Rows from a dataset:
>>
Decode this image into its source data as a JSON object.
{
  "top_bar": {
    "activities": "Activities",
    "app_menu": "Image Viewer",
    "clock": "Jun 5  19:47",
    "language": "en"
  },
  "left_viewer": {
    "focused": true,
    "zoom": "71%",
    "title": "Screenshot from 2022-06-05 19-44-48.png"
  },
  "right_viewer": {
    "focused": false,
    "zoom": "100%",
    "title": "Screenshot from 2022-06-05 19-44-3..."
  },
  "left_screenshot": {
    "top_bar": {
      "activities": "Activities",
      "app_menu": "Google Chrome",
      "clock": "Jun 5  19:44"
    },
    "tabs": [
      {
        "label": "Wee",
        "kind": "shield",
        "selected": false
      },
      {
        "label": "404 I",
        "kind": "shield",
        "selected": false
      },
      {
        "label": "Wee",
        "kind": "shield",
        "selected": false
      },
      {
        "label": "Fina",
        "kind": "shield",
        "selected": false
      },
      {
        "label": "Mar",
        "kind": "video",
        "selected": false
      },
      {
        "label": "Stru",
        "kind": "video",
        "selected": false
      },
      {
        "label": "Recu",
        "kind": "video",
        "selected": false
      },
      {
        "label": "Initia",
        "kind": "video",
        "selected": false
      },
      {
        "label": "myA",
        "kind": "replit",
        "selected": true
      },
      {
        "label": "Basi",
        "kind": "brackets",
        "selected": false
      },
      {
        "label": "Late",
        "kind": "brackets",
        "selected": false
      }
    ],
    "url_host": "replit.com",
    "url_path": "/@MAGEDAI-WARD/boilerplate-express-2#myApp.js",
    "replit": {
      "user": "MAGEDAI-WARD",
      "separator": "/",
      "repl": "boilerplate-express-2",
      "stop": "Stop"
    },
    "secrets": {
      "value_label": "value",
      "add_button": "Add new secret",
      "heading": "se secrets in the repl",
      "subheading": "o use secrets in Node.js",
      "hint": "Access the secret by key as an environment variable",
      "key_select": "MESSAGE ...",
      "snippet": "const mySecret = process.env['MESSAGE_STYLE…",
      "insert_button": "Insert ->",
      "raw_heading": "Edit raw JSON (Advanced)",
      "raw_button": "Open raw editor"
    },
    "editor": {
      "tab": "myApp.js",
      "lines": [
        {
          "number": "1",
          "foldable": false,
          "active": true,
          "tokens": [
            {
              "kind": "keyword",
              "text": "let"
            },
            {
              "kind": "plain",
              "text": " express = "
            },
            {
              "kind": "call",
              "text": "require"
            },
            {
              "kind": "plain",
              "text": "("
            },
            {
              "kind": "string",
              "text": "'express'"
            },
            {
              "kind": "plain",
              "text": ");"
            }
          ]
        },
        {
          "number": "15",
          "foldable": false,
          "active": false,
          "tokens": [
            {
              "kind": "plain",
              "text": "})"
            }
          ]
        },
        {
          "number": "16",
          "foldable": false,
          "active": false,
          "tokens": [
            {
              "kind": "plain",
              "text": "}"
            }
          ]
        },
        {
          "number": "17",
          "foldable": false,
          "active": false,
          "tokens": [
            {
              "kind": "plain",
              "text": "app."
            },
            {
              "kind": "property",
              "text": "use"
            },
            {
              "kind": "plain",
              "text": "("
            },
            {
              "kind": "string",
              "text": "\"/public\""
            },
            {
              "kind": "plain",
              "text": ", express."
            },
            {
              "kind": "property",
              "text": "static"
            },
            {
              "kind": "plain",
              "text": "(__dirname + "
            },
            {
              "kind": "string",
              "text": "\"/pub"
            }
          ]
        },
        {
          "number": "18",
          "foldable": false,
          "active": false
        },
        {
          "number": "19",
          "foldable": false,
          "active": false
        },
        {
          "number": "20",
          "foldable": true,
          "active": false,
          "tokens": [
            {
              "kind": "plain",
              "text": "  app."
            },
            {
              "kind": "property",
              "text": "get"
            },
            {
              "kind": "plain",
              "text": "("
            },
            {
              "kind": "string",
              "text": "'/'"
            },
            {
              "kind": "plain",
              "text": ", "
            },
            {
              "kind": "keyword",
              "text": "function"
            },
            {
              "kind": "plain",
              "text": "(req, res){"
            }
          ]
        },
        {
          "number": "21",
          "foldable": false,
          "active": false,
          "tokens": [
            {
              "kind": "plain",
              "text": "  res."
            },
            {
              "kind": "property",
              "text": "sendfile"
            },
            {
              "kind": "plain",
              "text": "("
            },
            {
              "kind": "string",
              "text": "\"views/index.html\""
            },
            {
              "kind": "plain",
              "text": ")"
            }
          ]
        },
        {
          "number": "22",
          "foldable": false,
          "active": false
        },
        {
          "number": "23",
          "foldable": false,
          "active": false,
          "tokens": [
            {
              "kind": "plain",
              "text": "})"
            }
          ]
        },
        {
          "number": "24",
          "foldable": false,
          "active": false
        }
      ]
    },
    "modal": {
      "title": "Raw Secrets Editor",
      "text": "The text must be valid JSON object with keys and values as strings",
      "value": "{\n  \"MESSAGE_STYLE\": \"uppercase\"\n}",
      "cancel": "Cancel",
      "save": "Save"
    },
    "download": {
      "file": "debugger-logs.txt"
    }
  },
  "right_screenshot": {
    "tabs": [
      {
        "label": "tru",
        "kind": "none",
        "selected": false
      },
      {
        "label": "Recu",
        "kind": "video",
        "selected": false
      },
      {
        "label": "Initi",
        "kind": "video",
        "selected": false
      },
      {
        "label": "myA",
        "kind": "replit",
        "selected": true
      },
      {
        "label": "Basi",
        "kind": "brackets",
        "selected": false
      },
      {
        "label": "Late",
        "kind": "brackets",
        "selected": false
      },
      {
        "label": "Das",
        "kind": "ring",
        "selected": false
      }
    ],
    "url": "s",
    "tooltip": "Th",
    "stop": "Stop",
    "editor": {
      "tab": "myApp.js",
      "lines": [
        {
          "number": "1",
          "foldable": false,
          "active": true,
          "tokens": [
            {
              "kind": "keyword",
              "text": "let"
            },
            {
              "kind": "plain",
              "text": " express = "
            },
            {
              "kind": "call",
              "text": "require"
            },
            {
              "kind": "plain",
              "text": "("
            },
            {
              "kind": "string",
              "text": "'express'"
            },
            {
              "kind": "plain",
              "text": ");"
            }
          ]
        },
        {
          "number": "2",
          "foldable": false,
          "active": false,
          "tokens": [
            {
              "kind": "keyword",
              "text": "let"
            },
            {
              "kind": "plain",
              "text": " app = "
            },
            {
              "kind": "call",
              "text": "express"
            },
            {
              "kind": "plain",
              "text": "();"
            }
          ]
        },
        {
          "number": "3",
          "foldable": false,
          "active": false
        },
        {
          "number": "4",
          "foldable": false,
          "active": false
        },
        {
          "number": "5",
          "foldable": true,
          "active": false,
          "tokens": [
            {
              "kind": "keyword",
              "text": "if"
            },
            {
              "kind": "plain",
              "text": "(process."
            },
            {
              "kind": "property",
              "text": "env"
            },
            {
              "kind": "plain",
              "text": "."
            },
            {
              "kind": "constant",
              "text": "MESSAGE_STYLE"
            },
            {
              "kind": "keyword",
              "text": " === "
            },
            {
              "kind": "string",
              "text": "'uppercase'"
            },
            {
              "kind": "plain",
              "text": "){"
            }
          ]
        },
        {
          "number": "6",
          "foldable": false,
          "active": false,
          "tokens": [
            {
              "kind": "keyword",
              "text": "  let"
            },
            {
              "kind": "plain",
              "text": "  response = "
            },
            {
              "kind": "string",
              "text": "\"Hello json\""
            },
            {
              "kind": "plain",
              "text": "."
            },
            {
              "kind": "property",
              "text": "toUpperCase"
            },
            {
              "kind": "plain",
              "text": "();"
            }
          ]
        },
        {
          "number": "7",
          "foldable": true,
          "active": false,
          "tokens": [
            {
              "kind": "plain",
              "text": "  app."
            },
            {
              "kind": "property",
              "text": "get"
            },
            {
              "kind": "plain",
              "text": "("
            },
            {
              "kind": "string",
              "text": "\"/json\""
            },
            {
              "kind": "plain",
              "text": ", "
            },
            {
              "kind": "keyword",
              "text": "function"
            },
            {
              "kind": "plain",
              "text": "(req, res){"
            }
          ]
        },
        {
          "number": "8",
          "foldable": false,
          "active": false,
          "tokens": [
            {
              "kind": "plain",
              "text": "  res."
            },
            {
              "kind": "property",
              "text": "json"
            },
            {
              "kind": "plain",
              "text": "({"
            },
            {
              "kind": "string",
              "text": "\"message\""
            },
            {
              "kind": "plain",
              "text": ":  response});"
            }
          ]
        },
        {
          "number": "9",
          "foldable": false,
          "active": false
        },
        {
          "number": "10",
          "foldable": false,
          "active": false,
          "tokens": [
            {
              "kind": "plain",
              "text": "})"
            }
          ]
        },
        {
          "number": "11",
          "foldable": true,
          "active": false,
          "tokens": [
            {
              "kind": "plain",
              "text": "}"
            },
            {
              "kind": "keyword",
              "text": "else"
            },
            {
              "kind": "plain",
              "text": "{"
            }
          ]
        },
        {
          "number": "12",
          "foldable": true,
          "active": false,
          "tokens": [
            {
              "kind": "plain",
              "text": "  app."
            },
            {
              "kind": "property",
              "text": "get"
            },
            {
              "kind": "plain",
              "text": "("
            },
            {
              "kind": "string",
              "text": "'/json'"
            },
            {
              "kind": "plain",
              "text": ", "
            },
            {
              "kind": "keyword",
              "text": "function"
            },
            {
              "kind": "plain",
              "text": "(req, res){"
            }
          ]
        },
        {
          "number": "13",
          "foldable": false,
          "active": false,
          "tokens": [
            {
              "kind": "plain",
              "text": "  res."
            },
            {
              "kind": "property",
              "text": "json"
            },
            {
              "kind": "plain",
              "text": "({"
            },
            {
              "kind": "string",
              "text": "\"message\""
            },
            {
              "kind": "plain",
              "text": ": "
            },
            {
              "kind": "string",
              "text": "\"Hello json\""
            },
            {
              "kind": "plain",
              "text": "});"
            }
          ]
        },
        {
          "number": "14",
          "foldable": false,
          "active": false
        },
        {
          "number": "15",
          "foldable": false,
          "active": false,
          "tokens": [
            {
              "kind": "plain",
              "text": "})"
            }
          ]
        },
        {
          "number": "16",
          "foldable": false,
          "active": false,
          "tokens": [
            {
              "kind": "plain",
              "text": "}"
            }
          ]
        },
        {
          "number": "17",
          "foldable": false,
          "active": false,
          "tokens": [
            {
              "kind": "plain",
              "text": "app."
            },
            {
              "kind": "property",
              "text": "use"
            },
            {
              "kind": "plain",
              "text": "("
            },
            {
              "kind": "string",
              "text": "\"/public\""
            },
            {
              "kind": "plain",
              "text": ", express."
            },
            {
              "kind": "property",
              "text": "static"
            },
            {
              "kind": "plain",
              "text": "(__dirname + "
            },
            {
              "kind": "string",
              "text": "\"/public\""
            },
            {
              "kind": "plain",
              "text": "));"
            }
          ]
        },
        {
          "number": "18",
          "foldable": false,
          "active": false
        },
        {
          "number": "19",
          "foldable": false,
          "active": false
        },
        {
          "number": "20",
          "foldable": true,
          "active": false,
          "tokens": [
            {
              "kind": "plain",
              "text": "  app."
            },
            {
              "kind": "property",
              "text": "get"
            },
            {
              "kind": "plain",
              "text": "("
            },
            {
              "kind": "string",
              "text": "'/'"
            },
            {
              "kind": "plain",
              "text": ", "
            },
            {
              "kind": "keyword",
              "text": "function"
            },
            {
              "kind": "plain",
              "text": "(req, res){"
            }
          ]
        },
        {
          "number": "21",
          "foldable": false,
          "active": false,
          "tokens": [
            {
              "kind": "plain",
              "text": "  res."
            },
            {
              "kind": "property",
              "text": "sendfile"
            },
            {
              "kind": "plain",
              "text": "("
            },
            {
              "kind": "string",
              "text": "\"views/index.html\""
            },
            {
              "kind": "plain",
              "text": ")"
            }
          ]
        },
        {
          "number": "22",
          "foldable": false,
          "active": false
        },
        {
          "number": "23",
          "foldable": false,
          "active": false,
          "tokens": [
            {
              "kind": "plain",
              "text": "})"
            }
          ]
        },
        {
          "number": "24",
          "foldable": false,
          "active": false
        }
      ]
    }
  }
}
<<
Figure out how many lines above include the string "Activities", then report that number and nothing else.

2